- _Instructions to follow_
Pull every line containing "动量及碰撞综合" from the entries.
:: Data shown
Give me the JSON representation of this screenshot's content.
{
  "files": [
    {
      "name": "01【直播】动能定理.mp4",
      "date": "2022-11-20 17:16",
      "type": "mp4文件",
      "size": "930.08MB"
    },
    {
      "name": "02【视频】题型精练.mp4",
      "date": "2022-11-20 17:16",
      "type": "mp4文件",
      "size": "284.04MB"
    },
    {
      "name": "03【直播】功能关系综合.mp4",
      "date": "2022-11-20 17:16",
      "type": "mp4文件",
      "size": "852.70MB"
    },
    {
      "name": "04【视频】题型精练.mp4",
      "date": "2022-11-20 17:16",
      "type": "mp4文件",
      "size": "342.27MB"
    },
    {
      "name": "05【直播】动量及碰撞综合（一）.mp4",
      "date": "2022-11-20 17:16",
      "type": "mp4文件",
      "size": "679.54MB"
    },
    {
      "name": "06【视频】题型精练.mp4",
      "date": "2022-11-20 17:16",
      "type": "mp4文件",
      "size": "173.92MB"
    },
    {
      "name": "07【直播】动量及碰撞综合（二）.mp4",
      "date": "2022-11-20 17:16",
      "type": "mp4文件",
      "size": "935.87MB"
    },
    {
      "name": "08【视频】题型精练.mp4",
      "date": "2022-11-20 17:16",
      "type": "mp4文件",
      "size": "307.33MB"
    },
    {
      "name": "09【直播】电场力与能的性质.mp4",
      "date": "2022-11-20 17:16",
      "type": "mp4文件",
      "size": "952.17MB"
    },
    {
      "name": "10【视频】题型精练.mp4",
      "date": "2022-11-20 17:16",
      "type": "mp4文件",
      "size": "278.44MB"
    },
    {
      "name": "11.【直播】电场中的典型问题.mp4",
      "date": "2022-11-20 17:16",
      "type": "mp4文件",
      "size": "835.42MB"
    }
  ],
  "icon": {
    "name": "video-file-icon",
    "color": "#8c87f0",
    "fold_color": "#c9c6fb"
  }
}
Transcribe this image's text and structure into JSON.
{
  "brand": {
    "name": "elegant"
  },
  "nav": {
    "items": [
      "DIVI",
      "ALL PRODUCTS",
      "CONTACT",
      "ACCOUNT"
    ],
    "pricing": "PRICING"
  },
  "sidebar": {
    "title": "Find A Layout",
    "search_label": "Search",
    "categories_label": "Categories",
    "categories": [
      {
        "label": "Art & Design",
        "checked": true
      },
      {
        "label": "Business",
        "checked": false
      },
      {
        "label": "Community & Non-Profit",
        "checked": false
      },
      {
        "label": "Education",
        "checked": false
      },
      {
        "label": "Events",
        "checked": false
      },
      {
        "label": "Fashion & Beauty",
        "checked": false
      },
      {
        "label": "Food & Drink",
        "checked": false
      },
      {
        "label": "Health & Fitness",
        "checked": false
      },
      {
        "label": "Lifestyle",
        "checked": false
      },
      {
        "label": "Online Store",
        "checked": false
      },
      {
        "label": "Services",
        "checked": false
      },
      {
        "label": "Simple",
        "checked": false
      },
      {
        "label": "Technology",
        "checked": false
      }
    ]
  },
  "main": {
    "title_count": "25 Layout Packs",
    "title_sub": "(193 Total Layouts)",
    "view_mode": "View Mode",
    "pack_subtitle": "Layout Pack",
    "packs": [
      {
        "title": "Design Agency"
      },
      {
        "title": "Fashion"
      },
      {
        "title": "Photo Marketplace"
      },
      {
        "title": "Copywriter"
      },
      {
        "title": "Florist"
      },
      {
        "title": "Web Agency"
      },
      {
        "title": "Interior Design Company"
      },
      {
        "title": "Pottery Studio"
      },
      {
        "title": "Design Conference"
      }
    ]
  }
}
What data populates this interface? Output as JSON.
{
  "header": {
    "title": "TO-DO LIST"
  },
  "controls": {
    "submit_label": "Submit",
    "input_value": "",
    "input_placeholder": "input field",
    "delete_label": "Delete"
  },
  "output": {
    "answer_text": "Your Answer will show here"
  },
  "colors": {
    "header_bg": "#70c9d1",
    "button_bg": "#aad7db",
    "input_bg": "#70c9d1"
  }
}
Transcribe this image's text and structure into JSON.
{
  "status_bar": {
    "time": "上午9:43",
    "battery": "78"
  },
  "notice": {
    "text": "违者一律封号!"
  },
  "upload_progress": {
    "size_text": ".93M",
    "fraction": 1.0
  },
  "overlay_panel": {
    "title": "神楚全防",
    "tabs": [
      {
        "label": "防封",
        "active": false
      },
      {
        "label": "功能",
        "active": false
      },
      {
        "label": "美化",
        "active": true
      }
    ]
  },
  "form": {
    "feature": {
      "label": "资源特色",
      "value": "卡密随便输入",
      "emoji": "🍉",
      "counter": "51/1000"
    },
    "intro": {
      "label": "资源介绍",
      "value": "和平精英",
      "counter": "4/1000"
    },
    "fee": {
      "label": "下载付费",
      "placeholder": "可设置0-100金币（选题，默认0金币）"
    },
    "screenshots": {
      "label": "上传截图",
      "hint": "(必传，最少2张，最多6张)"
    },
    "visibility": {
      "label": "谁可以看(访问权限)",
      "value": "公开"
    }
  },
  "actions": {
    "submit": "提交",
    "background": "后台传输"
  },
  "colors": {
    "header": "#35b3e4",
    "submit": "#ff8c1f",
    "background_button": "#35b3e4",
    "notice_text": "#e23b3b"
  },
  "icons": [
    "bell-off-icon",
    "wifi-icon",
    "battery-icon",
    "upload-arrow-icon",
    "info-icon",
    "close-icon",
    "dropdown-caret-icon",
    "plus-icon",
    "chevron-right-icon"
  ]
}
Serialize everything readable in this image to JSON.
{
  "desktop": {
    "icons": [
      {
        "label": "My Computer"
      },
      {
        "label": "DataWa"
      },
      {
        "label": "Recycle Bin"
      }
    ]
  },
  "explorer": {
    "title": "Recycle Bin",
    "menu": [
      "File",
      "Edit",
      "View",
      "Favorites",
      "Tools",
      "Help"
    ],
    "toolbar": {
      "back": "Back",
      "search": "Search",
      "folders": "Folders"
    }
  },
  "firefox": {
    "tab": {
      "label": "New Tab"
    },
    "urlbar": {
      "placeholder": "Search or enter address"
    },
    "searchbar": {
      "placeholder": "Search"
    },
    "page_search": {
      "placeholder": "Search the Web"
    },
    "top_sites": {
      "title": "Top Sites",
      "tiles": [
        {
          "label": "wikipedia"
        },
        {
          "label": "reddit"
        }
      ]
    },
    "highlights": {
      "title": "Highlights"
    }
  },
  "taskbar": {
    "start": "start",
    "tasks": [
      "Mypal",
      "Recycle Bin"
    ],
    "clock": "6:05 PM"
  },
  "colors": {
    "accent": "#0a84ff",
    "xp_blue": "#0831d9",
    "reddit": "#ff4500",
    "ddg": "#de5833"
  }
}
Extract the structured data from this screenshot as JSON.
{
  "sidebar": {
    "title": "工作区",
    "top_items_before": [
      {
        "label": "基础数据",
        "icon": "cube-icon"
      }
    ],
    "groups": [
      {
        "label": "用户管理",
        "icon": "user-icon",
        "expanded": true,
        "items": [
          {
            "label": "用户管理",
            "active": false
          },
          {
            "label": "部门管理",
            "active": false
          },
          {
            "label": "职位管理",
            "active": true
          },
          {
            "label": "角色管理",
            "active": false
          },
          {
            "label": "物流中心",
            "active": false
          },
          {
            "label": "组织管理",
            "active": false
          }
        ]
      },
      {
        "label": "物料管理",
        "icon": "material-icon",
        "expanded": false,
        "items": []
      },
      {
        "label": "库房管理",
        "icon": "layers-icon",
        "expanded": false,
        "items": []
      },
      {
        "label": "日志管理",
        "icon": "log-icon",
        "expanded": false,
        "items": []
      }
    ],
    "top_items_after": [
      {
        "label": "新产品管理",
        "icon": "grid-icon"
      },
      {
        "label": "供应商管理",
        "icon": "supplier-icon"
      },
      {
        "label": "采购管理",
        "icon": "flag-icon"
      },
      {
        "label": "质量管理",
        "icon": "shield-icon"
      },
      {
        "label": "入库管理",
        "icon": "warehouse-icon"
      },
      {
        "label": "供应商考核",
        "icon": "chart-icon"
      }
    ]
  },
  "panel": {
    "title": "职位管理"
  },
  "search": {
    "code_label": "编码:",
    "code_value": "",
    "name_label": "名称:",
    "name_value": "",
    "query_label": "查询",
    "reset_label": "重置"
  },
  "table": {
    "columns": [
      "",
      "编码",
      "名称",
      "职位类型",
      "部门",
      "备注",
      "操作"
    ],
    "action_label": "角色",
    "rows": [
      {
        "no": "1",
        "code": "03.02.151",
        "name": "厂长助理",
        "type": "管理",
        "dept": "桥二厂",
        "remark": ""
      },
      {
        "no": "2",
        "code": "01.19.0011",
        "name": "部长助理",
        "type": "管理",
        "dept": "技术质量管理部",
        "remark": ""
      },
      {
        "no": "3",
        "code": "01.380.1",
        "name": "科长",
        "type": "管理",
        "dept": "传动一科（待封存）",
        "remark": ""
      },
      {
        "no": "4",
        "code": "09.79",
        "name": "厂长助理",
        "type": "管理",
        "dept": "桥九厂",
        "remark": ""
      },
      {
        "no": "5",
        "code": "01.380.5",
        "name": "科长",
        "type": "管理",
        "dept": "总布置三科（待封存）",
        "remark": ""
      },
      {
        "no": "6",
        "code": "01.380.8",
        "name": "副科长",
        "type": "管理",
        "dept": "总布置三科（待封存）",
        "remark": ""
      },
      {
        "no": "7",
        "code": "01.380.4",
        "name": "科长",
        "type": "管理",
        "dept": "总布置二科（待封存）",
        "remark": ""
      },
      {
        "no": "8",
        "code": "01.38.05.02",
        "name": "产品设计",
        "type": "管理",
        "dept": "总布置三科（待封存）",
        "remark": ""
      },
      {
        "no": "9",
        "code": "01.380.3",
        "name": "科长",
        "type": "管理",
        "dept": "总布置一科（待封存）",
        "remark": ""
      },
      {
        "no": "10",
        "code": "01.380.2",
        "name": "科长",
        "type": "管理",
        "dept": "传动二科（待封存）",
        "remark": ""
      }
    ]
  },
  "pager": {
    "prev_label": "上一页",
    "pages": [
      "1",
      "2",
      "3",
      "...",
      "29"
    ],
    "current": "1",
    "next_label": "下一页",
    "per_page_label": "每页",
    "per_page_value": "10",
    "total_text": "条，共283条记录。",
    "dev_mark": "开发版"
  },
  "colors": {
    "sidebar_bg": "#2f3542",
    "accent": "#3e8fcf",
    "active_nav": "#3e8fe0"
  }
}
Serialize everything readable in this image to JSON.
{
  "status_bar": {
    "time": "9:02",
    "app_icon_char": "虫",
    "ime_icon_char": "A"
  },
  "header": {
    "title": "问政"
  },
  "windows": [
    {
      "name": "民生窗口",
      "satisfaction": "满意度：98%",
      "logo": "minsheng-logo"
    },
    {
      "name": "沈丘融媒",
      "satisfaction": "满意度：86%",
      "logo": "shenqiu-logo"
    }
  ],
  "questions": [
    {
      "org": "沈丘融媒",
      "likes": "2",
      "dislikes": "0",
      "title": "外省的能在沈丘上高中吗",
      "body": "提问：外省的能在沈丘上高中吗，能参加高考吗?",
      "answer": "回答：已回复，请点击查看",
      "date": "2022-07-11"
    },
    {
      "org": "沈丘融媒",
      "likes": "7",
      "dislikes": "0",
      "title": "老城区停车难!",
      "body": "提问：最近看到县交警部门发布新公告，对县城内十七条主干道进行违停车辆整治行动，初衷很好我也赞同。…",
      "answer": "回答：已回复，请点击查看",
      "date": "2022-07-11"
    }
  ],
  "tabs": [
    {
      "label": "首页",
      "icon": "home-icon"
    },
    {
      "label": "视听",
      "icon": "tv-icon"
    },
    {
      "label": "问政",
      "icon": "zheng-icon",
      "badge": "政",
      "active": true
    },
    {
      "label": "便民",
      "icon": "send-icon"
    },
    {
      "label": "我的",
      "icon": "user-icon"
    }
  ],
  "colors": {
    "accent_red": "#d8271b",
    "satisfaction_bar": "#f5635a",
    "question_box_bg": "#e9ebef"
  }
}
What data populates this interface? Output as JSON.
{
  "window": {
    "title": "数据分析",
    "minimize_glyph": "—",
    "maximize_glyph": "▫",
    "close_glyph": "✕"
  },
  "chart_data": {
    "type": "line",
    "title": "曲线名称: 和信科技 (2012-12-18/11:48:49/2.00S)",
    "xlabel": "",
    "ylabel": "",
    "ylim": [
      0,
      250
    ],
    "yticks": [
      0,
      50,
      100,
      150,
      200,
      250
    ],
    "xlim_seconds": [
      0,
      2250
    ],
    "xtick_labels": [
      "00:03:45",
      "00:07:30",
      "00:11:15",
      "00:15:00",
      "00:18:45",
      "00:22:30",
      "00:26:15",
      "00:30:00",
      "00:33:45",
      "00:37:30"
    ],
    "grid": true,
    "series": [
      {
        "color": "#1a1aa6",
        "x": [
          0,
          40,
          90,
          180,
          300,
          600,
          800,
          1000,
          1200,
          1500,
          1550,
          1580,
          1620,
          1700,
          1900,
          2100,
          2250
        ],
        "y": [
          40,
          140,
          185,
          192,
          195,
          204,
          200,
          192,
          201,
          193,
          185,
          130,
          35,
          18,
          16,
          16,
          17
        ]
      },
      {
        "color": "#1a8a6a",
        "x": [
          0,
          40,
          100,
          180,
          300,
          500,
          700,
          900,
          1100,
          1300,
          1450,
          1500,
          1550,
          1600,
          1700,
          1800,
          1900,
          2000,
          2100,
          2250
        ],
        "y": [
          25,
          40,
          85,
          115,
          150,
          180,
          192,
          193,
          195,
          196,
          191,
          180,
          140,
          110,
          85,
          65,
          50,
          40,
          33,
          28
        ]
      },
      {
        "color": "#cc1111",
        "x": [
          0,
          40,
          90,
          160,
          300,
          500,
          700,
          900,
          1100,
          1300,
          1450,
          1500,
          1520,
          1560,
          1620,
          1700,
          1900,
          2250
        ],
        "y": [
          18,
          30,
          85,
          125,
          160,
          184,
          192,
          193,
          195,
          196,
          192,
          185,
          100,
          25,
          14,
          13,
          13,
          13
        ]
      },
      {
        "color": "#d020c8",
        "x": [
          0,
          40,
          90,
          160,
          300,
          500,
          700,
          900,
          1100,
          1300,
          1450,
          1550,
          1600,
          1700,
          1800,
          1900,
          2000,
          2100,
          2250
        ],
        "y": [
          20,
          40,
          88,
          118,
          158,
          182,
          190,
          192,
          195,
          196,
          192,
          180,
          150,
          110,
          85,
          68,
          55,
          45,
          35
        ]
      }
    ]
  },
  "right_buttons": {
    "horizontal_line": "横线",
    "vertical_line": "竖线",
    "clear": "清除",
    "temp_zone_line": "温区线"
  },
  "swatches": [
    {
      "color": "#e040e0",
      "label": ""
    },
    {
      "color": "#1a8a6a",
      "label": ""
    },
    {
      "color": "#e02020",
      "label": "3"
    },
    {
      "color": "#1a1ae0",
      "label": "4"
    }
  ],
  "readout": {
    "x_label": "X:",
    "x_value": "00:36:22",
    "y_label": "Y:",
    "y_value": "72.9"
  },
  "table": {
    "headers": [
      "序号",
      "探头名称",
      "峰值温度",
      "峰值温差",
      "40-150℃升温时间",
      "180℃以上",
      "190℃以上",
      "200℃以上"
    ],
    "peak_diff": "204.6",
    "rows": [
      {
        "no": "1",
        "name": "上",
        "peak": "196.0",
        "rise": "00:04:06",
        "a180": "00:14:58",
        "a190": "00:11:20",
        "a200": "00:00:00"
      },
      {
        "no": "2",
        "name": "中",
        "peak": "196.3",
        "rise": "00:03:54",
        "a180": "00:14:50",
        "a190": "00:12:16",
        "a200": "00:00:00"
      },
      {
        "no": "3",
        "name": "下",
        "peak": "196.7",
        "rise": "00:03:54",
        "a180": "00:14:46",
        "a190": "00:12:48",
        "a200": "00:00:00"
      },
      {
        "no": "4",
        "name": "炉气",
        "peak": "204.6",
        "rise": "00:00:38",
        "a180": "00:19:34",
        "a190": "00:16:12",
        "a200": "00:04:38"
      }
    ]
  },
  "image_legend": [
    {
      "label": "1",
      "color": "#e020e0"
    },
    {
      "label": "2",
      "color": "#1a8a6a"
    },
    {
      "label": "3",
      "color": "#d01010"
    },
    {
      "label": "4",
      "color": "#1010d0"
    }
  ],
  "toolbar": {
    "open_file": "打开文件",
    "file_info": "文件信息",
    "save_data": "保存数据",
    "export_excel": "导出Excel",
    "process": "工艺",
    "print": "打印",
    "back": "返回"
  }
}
::::
- _Answer below_
      "name": "05【直播】动量及碰撞综合（一）.mp4",
      "name": "07【直播】动量及碰撞综合（二）.mp4",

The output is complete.